Raw data:
+ + + +
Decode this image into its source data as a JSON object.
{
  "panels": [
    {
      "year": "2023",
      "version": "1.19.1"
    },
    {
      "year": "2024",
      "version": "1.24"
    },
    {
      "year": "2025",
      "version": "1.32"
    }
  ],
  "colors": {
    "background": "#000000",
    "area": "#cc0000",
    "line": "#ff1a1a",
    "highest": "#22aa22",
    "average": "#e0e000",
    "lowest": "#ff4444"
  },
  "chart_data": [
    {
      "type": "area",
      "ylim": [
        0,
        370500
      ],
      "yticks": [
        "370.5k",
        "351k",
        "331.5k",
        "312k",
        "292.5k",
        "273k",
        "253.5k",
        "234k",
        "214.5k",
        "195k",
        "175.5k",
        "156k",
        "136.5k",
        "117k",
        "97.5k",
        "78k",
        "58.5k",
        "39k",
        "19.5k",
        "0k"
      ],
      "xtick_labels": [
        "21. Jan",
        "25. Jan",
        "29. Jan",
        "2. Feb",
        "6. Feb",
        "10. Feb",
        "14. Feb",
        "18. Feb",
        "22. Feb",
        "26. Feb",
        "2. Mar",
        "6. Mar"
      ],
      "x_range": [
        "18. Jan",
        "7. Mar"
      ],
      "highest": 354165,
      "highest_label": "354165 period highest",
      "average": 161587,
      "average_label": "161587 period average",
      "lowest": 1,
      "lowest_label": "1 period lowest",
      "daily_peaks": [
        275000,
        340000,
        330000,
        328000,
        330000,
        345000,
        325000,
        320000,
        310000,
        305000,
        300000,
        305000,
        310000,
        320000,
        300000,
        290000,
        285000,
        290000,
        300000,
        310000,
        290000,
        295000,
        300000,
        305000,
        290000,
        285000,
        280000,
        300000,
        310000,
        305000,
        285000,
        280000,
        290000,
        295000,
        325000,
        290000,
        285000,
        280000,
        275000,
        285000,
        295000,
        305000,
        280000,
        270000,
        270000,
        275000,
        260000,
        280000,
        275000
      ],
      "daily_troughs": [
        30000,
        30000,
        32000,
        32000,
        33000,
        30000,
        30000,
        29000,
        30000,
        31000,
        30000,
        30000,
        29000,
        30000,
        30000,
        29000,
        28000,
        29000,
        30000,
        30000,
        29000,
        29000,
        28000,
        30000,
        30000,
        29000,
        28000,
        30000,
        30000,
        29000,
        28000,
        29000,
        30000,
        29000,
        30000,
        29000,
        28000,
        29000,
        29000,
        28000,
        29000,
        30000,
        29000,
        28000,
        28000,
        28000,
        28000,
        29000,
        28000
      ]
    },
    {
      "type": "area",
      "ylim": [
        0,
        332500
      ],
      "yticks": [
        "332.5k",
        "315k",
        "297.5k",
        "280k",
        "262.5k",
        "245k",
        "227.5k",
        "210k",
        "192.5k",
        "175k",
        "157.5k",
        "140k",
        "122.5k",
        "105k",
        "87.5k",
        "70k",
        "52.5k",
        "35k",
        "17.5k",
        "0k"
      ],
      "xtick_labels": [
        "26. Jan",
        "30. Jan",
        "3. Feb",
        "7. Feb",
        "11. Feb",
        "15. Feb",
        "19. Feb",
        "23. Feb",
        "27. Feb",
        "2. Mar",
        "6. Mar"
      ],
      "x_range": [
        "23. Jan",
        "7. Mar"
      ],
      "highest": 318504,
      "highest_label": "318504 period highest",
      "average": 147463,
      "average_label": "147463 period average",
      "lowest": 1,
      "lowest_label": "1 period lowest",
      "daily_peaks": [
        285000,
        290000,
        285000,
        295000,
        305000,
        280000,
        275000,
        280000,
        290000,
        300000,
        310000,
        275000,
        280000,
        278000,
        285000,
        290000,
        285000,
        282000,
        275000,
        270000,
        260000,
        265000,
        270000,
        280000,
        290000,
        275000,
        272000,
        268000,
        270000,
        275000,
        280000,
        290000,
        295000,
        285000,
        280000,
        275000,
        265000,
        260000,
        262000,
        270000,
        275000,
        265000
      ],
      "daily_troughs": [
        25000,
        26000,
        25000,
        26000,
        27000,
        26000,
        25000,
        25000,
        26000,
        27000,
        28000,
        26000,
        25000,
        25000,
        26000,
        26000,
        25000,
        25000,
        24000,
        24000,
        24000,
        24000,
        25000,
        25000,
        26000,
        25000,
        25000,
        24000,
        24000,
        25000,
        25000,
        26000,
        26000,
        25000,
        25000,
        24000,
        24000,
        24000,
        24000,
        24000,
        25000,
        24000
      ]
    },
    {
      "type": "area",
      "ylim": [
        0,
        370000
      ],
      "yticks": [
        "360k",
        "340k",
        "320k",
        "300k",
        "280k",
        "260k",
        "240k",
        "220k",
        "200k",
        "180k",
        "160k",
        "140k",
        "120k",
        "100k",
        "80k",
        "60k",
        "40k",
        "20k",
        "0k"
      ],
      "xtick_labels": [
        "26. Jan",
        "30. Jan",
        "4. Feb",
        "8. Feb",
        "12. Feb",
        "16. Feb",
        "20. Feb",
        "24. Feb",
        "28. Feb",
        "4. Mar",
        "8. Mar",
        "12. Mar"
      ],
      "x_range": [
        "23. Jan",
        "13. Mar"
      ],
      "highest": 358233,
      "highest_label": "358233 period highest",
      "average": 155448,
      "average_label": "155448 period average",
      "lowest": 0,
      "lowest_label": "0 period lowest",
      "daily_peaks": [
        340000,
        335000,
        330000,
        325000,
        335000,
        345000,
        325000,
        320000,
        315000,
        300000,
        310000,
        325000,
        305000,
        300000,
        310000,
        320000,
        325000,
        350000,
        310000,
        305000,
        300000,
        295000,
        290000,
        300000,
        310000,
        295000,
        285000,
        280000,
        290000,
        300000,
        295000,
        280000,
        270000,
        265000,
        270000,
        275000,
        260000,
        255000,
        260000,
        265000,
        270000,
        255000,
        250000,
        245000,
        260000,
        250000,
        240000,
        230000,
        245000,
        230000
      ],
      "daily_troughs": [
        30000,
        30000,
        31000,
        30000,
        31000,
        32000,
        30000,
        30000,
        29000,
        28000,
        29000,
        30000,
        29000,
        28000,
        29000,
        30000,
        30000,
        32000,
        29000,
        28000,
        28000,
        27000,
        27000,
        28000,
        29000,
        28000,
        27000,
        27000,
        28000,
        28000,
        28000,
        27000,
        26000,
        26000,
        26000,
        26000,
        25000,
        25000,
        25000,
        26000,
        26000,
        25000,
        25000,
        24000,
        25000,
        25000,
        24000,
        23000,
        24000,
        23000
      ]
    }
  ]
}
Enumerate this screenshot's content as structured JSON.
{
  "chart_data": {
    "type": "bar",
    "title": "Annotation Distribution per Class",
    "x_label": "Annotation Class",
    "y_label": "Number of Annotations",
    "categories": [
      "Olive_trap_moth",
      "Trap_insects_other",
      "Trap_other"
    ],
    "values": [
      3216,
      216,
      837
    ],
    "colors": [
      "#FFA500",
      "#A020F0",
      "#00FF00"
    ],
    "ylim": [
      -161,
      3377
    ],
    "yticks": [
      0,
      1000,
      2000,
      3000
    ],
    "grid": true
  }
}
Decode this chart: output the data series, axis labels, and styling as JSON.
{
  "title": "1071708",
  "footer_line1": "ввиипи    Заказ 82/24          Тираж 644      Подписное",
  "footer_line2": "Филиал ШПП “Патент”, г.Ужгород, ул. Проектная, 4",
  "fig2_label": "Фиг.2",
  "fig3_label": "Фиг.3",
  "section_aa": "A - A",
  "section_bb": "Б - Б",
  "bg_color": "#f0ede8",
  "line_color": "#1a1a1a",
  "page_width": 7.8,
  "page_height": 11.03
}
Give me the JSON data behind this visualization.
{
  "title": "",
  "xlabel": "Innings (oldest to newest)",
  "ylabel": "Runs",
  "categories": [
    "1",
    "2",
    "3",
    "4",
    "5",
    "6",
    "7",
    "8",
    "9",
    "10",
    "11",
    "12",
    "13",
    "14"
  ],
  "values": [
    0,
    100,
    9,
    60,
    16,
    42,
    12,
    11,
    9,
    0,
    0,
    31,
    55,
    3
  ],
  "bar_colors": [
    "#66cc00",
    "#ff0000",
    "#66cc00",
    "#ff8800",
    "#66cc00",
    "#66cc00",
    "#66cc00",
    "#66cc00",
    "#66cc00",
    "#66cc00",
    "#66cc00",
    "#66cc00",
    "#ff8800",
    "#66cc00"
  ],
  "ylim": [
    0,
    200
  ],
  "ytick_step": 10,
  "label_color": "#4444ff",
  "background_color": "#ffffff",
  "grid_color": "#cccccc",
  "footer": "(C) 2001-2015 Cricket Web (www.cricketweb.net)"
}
+ + + +
Short task: Extract, unchanged, the closing run of lines that opens with the line containing "Give me the" and ends with the last line.

Reply to the exercise:
Give me the JSON data behind this visualization.
{
  "title": "",
  "xlabel": "Innings (oldest to newest)",
  "ylabel": "Runs",
  "categories": [
    "1",
    "2",
    "3",
    "4",
    "5",
    "6",
    "7",
    "8",
    "9",
    "10",
    "11",
    "12",
    "13",
    "14"
  ],
  "values": [
    0,
    100,
    9,
    60,
    16,
    42,
    12,
    11,
    9,
    0,
    0,
    31,
    55,
    3
  ],
  "bar_colors": [
    "#66cc00",
    "#ff0000",
    "#66cc00",
    "#ff8800",
    "#66cc00",
    "#66cc00",
    "#66cc00",
    "#66cc00",
    "#66cc00",
    "#66cc00",
    "#66cc00",
    "#66cc00",
    "#ff8800",
    "#66cc00"
  ],
  "ylim": [
    0,
    200
  ],
  "ytick_step": 10,
  "label_color": "#4444ff",
  "background_color": "#ffffff",
  "grid_color": "#cccccc",
  "footer": "(C) 2001-2015 Cricket Web (www.cricketweb.net)"
}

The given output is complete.